▶ [Exercise task]
Below are records. Copy every line with "icon" in it.

▶ [Input rows]
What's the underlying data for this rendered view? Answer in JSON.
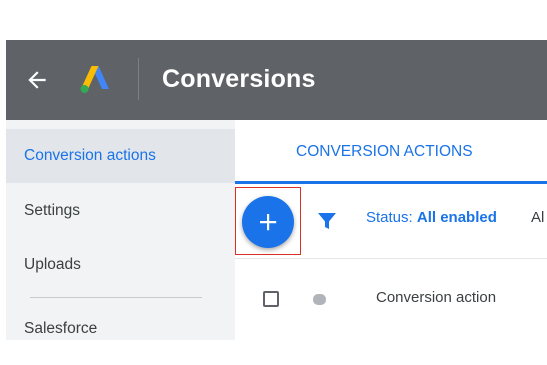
{
  "header": {
    "title": "Conversions",
    "back_icon": "arrow-left-icon",
    "logo": "google-ads-logo"
  },
  "sidebar": {
    "items": [
      {
        "label": "Conversion actions",
        "active": true
      },
      {
        "label": "Settings",
        "active": false
      },
      {
        "label": "Uploads",
        "active": false
      },
      {
        "label": "Salesforce",
        "active": false
      }
    ]
  },
  "tabs": [
    {
      "label": "CONVERSION ACTIONS",
      "active": true
    }
  ],
  "toolbar": {
    "add_icon": "plus-icon",
    "filter_icon": "filter-icon",
    "status_prefix": "Status: ",
    "status_value": "All enabled",
    "next_filter_truncated": "Al"
  },
  "table": {
    "columns": [
      "Conversion action"
    ]
  },
  "colors": {
    "header_bg": "#5f6368",
    "accent": "#1a73e8",
    "sidebar_bg": "#f1f3f4",
    "highlight_border": "#d93025"
  }
}
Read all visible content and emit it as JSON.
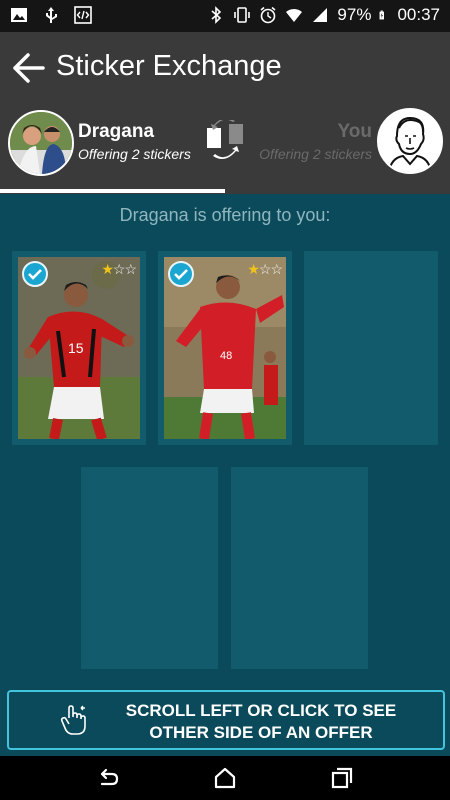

▶ [Completed exercise]
    "back_icon": "arrow-left-icon",
    "add_icon": "plus-icon",
    "filter_icon": "filter-icon",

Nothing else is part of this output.